◆ TO BE DONE: Below are records to repeat exactly. Omit the pictures from the copy.

◆ RECORDS FOR THIS EXERCISE:

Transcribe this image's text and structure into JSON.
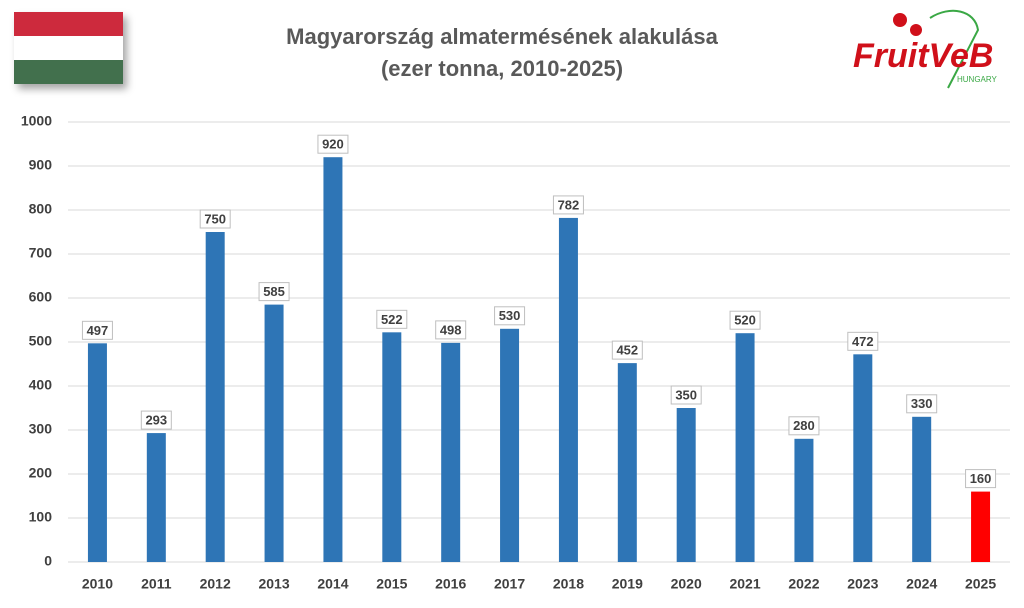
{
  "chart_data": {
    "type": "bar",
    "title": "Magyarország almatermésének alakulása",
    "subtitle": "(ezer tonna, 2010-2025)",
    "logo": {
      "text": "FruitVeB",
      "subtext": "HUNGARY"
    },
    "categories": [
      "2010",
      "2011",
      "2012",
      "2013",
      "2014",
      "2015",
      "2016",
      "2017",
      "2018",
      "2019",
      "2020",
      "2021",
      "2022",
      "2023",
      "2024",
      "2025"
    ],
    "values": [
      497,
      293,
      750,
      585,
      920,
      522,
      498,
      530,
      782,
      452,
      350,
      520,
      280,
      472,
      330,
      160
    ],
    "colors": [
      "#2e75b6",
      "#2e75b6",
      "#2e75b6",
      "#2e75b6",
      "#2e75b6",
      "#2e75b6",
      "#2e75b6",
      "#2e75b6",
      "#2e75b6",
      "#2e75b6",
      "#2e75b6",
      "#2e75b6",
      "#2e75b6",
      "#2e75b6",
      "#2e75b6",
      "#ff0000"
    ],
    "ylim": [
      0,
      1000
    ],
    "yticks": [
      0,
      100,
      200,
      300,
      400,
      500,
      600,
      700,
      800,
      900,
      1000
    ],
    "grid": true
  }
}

◆ RESPONSE TO THE EXERCISE:
Transcribe this image's text and structure into JSON.
{
  "chart_data": {
    "type": "bar",
    "title": "Magyarország almatermésének alakulása",
    "subtitle": "(ezer tonna, 2010-2025)",
    "logo": {
      "text": "FruitVeB",
      "subtext": "HUNGARY"
    },
    "categories": [
      "2010",
      "2011",
      "2012",
      "2013",
      "2014",
      "2015",
      "2016",
      "2017",
      "2018",
      "2019",
      "2020",
      "2021",
      "2022",
      "2023",
      "2024",
      "2025"
    ],
    "values": [
      497,
      293,
      750,
      585,
      920,
      522,
      498,
      530,
      782,
      452,
      350,
      520,
      280,
      472,
      330,
      160
    ],
    "colors": [
      "#2e75b6",
      "#2e75b6",
      "#2e75b6",
      "#2e75b6",
      "#2e75b6",
      "#2e75b6",
      "#2e75b6",
      "#2e75b6",
      "#2e75b6",
      "#2e75b6",
      "#2e75b6",
      "#2e75b6",
      "#2e75b6",
      "#2e75b6",
      "#2e75b6",
      "#ff0000"
    ],
    "ylim": [
      0,
      1000
    ],
    "yticks": [
      0,
      100,
      200,
      300,
      400,
      500,
      600,
      700,
      800,
      900,
      1000
    ],
    "grid": true
  }
}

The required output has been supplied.